▼

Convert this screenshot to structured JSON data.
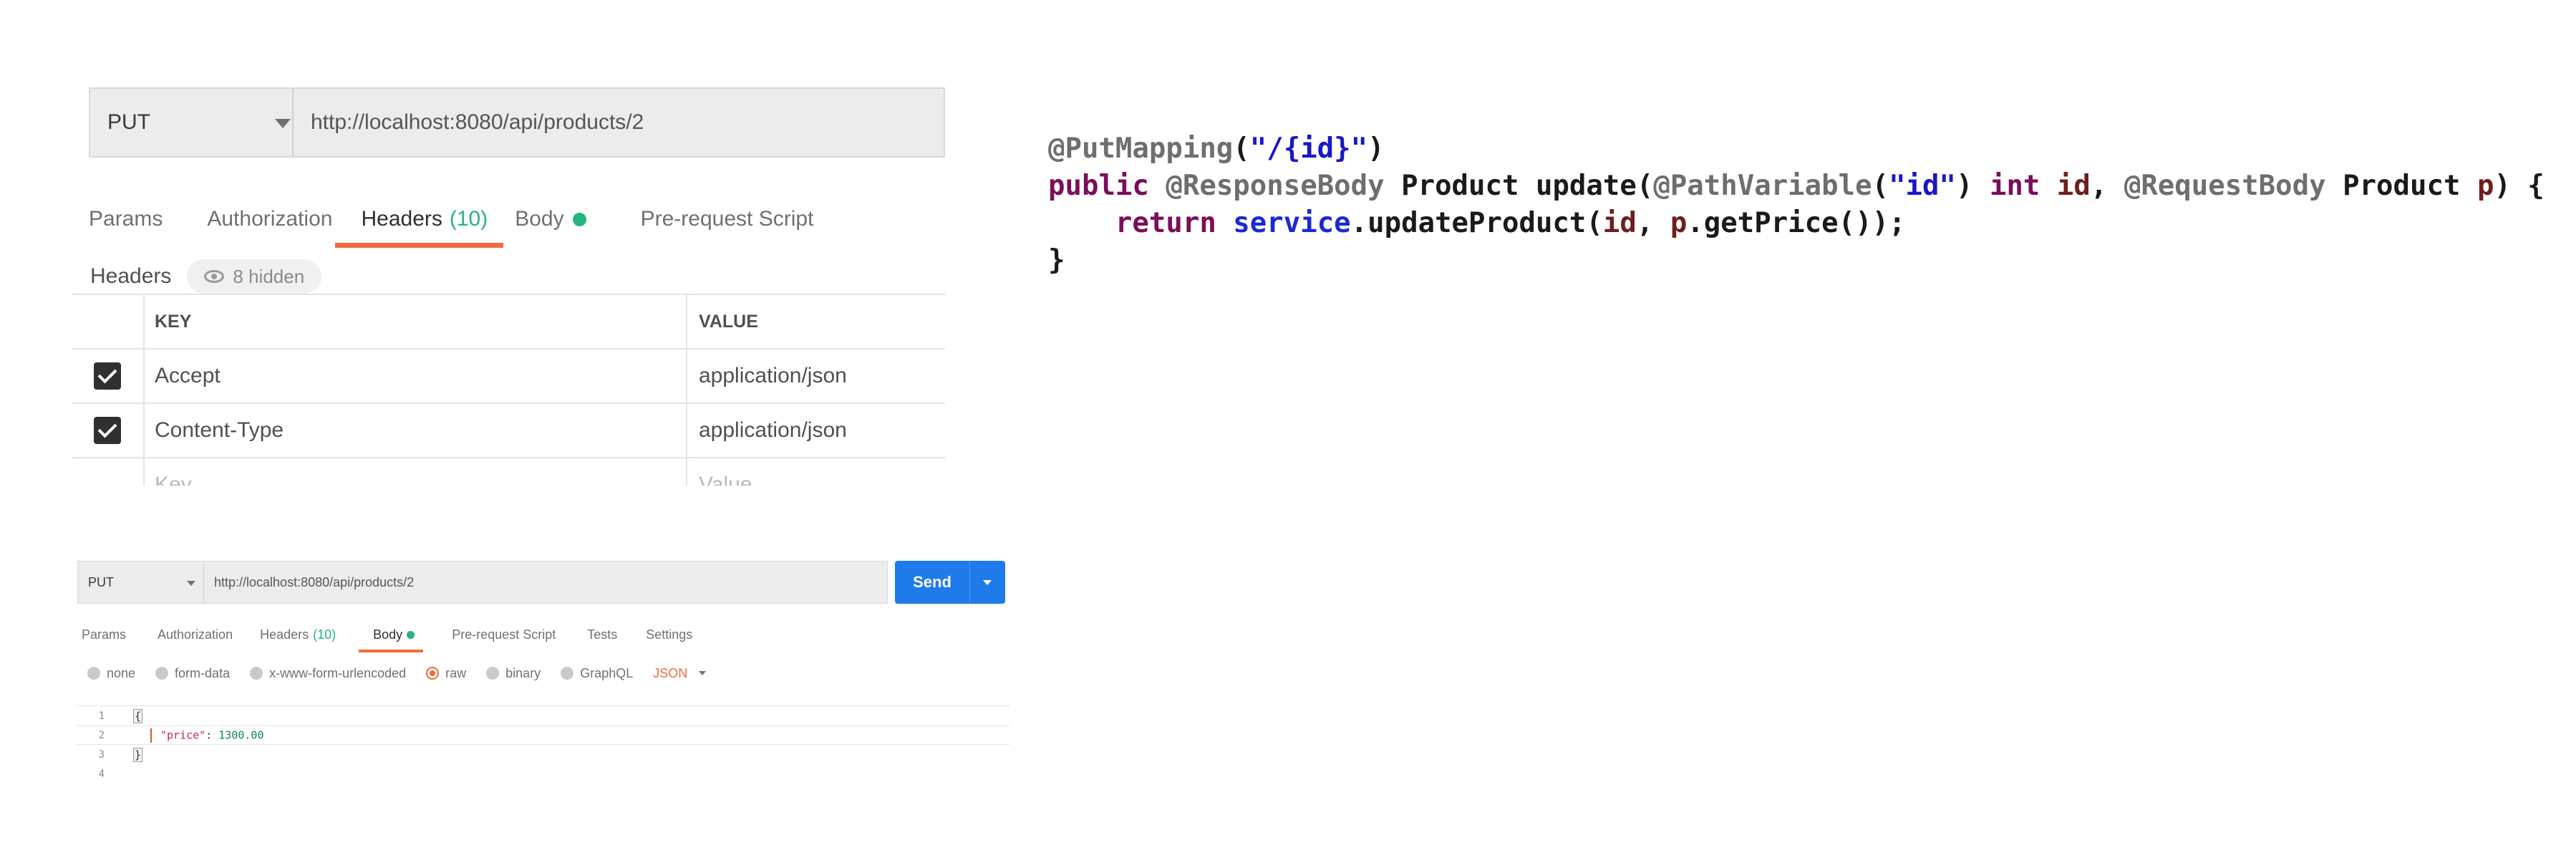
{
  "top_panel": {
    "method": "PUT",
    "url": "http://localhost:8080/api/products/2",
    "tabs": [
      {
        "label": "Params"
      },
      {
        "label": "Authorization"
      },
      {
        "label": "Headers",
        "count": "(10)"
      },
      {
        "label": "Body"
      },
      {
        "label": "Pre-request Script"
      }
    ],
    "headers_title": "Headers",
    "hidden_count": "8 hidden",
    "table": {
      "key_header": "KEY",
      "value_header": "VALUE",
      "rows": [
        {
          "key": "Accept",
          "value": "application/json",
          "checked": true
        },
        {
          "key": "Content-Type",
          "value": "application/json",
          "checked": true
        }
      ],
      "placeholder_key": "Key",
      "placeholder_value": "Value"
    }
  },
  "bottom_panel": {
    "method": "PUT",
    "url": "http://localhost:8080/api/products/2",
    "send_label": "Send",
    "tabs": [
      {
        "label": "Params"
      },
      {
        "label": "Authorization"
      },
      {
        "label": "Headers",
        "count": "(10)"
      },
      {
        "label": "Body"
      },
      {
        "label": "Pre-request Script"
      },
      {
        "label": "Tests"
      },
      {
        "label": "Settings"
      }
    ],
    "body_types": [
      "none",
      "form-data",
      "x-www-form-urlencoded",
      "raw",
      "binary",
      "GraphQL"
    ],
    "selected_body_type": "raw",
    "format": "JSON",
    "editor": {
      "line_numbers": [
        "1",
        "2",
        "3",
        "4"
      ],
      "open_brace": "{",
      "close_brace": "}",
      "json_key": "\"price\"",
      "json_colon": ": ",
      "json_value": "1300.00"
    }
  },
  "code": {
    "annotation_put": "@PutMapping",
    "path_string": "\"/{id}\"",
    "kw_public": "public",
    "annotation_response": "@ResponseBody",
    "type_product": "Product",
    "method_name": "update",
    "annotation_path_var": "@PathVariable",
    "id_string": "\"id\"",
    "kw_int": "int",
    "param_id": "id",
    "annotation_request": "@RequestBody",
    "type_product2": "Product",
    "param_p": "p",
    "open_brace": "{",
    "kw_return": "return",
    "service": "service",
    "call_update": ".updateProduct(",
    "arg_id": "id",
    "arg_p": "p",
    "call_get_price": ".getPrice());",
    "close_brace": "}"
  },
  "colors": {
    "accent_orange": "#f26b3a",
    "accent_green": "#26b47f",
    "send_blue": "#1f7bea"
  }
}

▲

[Written request] Leave out the pictures and copy everything else in the records word for word.

[Full solution]
Convert this screenshot to structured JSON data.
{
  "top_panel": {
    "method": "PUT",
    "url": "http://localhost:8080/api/products/2",
    "tabs": [
      {
        "label": "Params"
      },
      {
        "label": "Authorization"
      },
      {
        "label": "Headers",
        "count": "(10)"
      },
      {
        "label": "Body"
      },
      {
        "label": "Pre-request Script"
      }
    ],
    "headers_title": "Headers",
    "hidden_count": "8 hidden",
    "table": {
      "key_header": "KEY",
      "value_header": "VALUE",
      "rows": [
        {
          "key": "Accept",
          "value": "application/json",
          "checked": true
        },
        {
          "key": "Content-Type",
          "value": "application/json",
          "checked": true
        }
      ],
      "placeholder_key": "Key",
      "placeholder_value": "Value"
    }
  },
  "bottom_panel": {
    "method": "PUT",
    "url": "http://localhost:8080/api/products/2",
    "send_label": "Send",
    "tabs": [
      {
        "label": "Params"
      },
      {
        "label": "Authorization"
      },
      {
        "label": "Headers",
        "count": "(10)"
      },
      {
        "label": "Body"
      },
      {
        "label": "Pre-request Script"
      },
      {
        "label": "Tests"
      },
      {
        "label": "Settings"
      }
    ],
    "body_types": [
      "none",
      "form-data",
      "x-www-form-urlencoded",
      "raw",
      "binary",
      "GraphQL"
    ],
    "selected_body_type": "raw",
    "format": "JSON",
    "editor": {
      "line_numbers": [
        "1",
        "2",
        "3",
        "4"
      ],
      "open_brace": "{",
      "close_brace": "}",
      "json_key": "\"price\"",
      "json_colon": ": ",
      "json_value": "1300.00"
    }
  },
  "code": {
    "annotation_put": "@PutMapping",
    "path_string": "\"/{id}\"",
    "kw_public": "public",
    "annotation_response": "@ResponseBody",
    "type_product": "Product",
    "method_name": "update",
    "annotation_path_var": "@PathVariable",
    "id_string": "\"id\"",
    "kw_int": "int",
    "param_id": "id",
    "annotation_request": "@RequestBody",
    "type_product2": "Product",
    "param_p": "p",
    "open_brace": "{",
    "kw_return": "return",
    "service": "service",
    "call_update": ".updateProduct(",
    "arg_id": "id",
    "arg_p": "p",
    "call_get_price": ".getPrice());",
    "close_brace": "}"
  },
  "colors": {
    "accent_orange": "#f26b3a",
    "accent_green": "#26b47f",
    "send_blue": "#1f7bea"
  }
}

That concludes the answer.